_GIVEN REQUEST_: Go through the listing below and list every line with "esse".

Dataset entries
·····
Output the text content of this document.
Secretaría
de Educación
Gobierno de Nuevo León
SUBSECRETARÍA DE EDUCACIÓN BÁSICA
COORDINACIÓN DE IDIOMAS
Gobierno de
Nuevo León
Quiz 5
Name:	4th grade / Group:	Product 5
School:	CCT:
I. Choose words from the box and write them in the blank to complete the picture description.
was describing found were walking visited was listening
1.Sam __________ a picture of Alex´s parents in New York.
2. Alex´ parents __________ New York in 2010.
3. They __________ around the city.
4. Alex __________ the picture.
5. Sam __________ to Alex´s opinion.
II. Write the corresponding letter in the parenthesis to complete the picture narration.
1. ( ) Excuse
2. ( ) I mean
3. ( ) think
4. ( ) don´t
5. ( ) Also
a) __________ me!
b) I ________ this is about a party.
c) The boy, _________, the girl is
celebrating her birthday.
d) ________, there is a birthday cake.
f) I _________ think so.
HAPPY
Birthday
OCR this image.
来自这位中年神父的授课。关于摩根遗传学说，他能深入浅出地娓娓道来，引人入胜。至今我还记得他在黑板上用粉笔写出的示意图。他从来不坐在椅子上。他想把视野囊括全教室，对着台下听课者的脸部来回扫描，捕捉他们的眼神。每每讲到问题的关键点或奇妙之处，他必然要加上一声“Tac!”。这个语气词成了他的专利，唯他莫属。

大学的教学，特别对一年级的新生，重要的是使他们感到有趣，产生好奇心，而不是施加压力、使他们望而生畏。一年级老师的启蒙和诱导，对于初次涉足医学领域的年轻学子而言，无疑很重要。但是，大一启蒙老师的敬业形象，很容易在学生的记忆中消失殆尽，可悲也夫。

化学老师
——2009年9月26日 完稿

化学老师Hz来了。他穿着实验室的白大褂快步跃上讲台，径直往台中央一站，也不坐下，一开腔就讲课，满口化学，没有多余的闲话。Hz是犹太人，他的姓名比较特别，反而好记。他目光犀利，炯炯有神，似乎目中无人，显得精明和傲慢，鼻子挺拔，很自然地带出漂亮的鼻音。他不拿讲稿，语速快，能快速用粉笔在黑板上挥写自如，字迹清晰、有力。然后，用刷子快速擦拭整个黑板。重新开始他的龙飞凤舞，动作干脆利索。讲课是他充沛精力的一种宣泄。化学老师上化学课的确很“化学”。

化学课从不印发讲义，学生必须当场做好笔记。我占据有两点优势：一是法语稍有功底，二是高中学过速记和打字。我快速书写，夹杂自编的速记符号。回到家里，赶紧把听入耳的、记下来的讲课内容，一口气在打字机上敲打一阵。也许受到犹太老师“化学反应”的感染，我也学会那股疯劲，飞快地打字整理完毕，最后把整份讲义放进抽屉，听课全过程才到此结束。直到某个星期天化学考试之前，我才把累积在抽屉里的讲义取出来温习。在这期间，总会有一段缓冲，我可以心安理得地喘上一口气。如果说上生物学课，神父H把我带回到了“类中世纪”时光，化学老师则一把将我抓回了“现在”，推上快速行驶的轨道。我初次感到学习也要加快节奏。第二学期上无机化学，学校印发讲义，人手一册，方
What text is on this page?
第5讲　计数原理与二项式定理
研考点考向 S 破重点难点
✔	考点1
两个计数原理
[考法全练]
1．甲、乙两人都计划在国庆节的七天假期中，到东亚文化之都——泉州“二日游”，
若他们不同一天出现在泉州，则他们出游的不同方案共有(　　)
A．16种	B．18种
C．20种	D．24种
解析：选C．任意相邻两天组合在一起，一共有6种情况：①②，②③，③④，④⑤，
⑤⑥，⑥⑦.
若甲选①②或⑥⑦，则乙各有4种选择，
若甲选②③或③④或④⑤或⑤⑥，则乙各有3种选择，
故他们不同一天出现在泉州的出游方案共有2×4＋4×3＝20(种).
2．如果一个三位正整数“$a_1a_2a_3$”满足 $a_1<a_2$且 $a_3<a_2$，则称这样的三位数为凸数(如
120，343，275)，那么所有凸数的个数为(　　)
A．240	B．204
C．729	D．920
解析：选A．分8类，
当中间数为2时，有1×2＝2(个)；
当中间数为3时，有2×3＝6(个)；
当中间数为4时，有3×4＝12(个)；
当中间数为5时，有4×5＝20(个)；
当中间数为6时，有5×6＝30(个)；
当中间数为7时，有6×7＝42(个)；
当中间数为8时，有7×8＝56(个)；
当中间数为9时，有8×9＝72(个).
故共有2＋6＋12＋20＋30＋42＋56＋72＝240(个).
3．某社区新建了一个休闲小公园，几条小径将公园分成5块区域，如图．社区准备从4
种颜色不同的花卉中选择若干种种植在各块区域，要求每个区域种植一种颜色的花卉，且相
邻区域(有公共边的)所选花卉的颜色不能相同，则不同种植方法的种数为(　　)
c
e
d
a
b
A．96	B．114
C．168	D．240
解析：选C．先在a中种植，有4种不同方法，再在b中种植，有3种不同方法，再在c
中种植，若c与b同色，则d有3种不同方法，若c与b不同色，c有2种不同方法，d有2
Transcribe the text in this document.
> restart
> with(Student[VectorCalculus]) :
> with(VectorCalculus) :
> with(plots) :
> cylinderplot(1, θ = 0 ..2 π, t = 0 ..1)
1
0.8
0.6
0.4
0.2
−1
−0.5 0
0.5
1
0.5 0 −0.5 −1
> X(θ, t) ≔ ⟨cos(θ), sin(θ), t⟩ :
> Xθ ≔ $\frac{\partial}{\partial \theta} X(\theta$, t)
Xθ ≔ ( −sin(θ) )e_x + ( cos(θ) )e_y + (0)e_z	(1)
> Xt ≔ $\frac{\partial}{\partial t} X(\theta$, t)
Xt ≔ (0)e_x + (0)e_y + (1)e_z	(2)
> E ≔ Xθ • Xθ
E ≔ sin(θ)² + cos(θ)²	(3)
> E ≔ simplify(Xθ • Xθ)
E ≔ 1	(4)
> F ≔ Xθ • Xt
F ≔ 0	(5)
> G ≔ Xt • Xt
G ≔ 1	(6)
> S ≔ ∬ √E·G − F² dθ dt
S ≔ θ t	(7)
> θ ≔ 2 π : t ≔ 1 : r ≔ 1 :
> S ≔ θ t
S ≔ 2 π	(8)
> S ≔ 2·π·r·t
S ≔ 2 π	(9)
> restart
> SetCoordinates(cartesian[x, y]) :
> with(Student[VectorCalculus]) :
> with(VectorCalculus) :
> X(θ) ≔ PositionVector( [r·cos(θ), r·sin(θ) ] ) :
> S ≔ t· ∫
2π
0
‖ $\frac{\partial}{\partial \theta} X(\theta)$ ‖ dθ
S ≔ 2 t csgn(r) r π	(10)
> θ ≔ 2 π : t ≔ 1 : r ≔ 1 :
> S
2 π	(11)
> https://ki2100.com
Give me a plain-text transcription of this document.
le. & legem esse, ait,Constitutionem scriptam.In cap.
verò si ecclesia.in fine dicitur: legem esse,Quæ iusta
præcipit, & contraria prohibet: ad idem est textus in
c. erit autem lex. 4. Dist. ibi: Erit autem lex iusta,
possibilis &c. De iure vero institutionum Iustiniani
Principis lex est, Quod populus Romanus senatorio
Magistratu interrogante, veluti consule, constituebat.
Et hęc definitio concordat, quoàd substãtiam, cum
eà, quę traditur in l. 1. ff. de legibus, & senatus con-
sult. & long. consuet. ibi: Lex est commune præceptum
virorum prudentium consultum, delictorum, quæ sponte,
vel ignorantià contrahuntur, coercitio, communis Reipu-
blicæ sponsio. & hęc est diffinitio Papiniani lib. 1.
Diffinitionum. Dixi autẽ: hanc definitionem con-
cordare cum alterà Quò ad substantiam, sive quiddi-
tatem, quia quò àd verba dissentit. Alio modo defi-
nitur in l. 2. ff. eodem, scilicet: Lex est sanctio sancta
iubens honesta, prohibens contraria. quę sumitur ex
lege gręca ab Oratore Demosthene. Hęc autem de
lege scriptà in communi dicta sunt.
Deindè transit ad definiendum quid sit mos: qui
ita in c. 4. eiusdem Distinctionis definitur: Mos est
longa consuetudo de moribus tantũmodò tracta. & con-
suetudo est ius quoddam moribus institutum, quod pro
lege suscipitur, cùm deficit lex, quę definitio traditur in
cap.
·····
_SOLUTION TO THE PROBLEM_:
le. & legem esse, ait,Constitutionem scriptam.In cap.
verò si ecclesia.in fine dicitur: legem esse,Quæ iusta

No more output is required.